Set task. Return all the data below as it stands, minus the pictures.

Supplied information.
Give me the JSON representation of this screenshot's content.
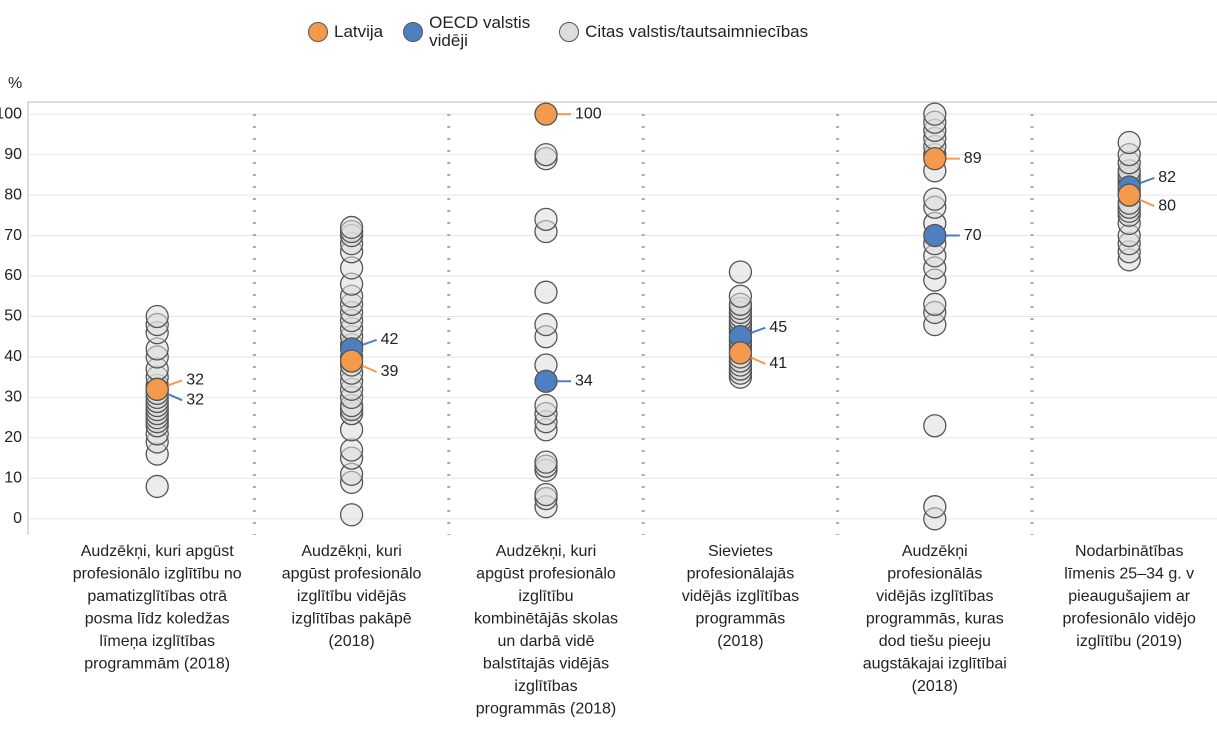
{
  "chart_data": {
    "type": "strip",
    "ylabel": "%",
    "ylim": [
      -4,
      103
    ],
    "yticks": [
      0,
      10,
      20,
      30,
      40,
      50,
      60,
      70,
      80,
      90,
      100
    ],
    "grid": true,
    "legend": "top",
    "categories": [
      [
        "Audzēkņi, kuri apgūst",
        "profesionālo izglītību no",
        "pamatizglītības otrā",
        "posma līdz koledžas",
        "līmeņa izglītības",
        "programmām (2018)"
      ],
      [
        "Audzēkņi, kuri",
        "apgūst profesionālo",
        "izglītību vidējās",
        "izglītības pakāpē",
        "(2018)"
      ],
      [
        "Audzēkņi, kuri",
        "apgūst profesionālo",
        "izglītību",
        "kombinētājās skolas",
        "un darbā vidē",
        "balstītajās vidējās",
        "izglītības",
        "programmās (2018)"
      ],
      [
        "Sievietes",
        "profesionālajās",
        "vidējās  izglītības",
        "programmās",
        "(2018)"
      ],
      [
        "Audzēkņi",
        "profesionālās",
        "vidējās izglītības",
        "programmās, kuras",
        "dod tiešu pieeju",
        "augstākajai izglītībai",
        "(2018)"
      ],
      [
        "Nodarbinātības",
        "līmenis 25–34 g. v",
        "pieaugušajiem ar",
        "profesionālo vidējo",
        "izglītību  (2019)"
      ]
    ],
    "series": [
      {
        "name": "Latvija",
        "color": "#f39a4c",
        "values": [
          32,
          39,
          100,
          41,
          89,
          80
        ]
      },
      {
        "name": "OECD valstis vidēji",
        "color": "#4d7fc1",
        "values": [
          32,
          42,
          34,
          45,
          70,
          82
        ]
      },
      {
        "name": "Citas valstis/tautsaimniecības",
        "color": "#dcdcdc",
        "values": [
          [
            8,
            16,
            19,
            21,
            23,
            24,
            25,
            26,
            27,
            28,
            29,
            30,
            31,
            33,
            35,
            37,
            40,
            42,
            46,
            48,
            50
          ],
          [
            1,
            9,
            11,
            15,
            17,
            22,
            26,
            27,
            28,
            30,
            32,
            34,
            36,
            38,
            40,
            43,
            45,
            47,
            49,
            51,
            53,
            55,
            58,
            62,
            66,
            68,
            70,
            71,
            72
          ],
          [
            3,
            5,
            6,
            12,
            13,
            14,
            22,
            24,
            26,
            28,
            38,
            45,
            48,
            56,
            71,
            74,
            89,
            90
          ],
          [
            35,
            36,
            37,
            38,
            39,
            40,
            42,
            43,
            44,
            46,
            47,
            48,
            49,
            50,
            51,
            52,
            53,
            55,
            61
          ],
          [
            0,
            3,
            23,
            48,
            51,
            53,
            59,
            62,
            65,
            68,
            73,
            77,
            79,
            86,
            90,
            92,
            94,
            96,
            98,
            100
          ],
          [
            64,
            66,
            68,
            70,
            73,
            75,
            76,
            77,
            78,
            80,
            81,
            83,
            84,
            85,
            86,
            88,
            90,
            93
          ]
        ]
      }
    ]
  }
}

Exercise answer.
Give me the JSON representation of this screenshot's content.
{
  "chart_data": {
    "type": "strip",
    "ylabel": "%",
    "ylim": [
      -4,
      103
    ],
    "yticks": [
      0,
      10,
      20,
      30,
      40,
      50,
      60,
      70,
      80,
      90,
      100
    ],
    "grid": true,
    "legend": "top",
    "categories": [
      [
        "Audzēkņi, kuri apgūst",
        "profesionālo izglītību no",
        "pamatizglītības otrā",
        "posma līdz koledžas",
        "līmeņa izglītības",
        "programmām (2018)"
      ],
      [
        "Audzēkņi, kuri",
        "apgūst profesionālo",
        "izglītību vidējās",
        "izglītības pakāpē",
        "(2018)"
      ],
      [
        "Audzēkņi, kuri",
        "apgūst profesionālo",
        "izglītību",
        "kombinētājās skolas",
        "un darbā vidē",
        "balstītajās vidējās",
        "izglītības",
        "programmās (2018)"
      ],
      [
        "Sievietes",
        "profesionālajās",
        "vidējās  izglītības",
        "programmās",
        "(2018)"
      ],
      [
        "Audzēkņi",
        "profesionālās",
        "vidējās izglītības",
        "programmās, kuras",
        "dod tiešu pieeju",
        "augstākajai izglītībai",
        "(2018)"
      ],
      [
        "Nodarbinātības",
        "līmenis 25–34 g. v",
        "pieaugušajiem ar",
        "profesionālo vidējo",
        "izglītību  (2019)"
      ]
    ],
    "series": [
      {
        "name": "Latvija",
        "color": "#f39a4c",
        "values": [
          32,
          39,
          100,
          41,
          89,
          80
        ]
      },
      {
        "name": "OECD valstis vidēji",
        "color": "#4d7fc1",
        "values": [
          32,
          42,
          34,
          45,
          70,
          82
        ]
      },
      {
        "name": "Citas valstis/tautsaimniecības",
        "color": "#dcdcdc",
        "values": [
          [
            8,
            16,
            19,
            21,
            23,
            24,
            25,
            26,
            27,
            28,
            29,
            30,
            31,
            33,
            35,
            37,
            40,
            42,
            46,
            48,
            50
          ],
          [
            1,
            9,
            11,
            15,
            17,
            22,
            26,
            27,
            28,
            30,
            32,
            34,
            36,
            38,
            40,
            43,
            45,
            47,
            49,
            51,
            53,
            55,
            58,
            62,
            66,
            68,
            70,
            71,
            72
          ],
          [
            3,
            5,
            6,
            12,
            13,
            14,
            22,
            24,
            26,
            28,
            38,
            45,
            48,
            56,
            71,
            74,
            89,
            90
          ],
          [
            35,
            36,
            37,
            38,
            39,
            40,
            42,
            43,
            44,
            46,
            47,
            48,
            49,
            50,
            51,
            52,
            53,
            55,
            61
          ],
          [
            0,
            3,
            23,
            48,
            51,
            53,
            59,
            62,
            65,
            68,
            73,
            77,
            79,
            86,
            90,
            92,
            94,
            96,
            98,
            100
          ],
          [
            64,
            66,
            68,
            70,
            73,
            75,
            76,
            77,
            78,
            80,
            81,
            83,
            84,
            85,
            86,
            88,
            90,
            93
          ]
        ]
      }
    ]
  }
}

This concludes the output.